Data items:
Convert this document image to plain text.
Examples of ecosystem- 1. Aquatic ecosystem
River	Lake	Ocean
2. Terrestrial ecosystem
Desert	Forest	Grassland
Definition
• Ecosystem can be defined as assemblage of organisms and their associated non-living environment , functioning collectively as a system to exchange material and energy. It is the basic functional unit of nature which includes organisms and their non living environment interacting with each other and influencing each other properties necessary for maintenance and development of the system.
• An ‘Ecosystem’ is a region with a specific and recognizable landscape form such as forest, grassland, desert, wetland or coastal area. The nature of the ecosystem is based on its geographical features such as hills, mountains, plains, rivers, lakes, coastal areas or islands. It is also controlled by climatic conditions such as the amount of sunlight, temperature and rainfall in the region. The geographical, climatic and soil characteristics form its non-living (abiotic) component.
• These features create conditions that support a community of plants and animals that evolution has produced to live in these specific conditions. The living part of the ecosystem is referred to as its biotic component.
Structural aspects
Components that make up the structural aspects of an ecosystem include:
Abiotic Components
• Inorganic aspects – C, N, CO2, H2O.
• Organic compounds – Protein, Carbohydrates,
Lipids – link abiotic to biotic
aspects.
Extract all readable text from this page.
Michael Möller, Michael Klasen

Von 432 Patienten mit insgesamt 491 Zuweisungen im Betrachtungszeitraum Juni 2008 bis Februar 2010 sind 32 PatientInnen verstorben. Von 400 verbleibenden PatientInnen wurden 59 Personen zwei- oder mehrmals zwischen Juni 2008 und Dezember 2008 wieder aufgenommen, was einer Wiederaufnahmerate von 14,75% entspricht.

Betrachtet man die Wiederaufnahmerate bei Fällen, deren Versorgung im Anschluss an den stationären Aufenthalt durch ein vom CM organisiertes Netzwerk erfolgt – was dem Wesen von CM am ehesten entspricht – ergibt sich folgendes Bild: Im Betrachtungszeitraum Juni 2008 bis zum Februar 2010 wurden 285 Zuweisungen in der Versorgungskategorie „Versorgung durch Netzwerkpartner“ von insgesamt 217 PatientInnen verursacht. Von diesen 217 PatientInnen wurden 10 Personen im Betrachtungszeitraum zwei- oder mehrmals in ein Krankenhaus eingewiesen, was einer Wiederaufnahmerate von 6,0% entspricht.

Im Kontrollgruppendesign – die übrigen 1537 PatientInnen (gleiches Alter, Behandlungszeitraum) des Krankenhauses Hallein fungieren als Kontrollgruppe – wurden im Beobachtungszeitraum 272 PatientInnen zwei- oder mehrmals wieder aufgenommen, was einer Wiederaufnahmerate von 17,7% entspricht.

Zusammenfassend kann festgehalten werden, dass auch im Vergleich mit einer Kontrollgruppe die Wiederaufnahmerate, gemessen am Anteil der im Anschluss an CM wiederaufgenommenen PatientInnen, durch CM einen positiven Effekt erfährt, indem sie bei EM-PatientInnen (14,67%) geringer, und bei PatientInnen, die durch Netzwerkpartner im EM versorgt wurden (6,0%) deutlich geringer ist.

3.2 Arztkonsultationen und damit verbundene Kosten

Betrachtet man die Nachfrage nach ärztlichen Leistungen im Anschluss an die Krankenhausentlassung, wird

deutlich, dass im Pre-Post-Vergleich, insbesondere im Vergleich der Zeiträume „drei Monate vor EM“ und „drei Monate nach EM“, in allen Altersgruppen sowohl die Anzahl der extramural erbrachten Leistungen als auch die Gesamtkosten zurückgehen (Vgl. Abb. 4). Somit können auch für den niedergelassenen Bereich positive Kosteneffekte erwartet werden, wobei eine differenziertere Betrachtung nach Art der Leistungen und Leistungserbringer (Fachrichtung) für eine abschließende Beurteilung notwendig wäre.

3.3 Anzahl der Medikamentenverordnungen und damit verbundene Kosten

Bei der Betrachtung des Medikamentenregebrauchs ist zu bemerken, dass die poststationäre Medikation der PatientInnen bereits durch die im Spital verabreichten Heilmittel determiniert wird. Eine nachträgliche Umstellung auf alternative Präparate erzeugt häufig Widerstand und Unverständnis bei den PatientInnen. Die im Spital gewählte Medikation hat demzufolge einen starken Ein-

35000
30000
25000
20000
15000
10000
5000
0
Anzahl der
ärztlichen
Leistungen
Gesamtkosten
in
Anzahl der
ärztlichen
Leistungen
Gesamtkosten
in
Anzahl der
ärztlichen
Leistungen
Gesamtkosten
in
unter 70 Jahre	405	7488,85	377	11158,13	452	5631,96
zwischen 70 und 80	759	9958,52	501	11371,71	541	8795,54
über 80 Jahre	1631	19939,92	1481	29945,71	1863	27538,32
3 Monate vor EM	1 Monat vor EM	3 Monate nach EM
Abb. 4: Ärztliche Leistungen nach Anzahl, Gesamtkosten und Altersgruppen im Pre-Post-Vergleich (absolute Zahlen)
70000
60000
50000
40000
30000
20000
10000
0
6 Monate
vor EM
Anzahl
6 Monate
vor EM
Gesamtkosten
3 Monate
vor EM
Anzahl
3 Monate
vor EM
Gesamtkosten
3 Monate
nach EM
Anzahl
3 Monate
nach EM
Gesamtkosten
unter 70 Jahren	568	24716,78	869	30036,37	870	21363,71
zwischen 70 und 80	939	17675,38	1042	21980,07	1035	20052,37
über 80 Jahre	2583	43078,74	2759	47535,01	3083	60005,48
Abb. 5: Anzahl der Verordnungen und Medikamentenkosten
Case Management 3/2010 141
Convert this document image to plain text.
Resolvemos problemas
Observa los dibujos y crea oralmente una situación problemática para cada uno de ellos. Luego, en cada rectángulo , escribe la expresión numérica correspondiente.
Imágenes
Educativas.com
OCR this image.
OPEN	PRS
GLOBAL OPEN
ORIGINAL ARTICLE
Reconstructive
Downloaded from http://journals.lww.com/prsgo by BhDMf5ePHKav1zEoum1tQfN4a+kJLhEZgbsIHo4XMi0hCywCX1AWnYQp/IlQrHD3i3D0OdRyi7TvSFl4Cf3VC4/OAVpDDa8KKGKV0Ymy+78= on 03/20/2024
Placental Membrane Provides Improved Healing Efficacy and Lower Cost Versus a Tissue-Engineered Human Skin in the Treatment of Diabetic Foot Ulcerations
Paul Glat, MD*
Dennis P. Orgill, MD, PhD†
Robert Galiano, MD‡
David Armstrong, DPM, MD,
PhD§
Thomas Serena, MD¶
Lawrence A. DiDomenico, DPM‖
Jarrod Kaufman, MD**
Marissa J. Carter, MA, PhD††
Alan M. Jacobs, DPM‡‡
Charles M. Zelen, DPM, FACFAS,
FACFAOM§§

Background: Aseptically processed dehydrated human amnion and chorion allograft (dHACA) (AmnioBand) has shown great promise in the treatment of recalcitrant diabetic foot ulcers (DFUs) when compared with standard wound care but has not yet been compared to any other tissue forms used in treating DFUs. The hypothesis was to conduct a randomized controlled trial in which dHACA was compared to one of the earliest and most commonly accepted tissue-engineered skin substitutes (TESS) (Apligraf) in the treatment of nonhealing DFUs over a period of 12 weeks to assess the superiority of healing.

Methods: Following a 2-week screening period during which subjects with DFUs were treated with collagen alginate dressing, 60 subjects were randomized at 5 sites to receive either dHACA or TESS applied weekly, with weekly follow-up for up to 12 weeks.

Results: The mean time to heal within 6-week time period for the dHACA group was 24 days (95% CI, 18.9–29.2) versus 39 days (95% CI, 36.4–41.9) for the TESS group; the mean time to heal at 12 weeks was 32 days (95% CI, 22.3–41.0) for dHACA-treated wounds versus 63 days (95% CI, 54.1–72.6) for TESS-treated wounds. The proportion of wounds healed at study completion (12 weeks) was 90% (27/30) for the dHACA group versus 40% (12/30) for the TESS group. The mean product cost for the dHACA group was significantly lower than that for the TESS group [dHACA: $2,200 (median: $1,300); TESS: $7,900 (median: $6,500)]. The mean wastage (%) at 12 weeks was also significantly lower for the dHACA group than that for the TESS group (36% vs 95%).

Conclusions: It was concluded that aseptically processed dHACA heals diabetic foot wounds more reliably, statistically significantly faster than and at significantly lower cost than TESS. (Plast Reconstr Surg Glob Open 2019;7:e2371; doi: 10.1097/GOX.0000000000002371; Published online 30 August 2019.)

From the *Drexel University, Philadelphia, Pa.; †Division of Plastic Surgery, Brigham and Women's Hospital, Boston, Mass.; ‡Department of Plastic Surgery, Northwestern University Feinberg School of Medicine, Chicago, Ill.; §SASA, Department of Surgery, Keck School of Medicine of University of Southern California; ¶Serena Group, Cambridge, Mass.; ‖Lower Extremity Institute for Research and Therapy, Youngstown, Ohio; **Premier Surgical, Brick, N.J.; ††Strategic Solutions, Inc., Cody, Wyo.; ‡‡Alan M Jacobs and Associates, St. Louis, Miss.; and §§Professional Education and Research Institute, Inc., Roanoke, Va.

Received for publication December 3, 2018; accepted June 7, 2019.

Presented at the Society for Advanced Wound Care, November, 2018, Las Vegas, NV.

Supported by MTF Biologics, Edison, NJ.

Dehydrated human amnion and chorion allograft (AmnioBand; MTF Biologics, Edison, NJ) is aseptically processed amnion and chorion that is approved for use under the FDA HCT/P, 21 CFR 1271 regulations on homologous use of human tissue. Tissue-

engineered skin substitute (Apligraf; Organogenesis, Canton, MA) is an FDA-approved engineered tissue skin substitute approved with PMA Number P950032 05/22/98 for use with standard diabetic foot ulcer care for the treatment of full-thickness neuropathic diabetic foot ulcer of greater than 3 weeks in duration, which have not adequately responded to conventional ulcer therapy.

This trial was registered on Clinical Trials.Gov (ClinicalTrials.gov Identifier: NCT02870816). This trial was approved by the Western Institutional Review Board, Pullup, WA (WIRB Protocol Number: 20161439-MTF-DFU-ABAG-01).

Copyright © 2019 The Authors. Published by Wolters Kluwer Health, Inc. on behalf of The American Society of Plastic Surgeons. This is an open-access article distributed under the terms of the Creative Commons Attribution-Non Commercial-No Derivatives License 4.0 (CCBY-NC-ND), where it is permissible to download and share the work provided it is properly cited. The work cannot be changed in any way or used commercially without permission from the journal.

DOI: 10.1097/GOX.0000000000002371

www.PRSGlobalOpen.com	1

→ Work instruction
The result is a copy of every line above where the word "Published" shows up.

→ Reply to the exercise
Conclusions: It was concluded that aseptically processed dHACA heals diabetic foot wounds more reliably, statistically significantly faster than and at significantly lower cost than TESS. (Plast Reconstr Surg Glob Open 2019;7:e2371; doi: 10.1097/GOX.0000000000002371; Published online 30 August 2019.)
Copyright © 2019 The Authors. Published by Wolters Kluwer Health, Inc. on behalf of The American Society of Plastic Surgeons. This is an open-access article distributed under the terms of the Creative Commons Attribution-Non Commercial-No Derivatives License 4.0 (CCBY-NC-ND), where it is permissible to download and share the work provided it is properly cited. The work cannot be changed in any way or used commercially without permission from the journal.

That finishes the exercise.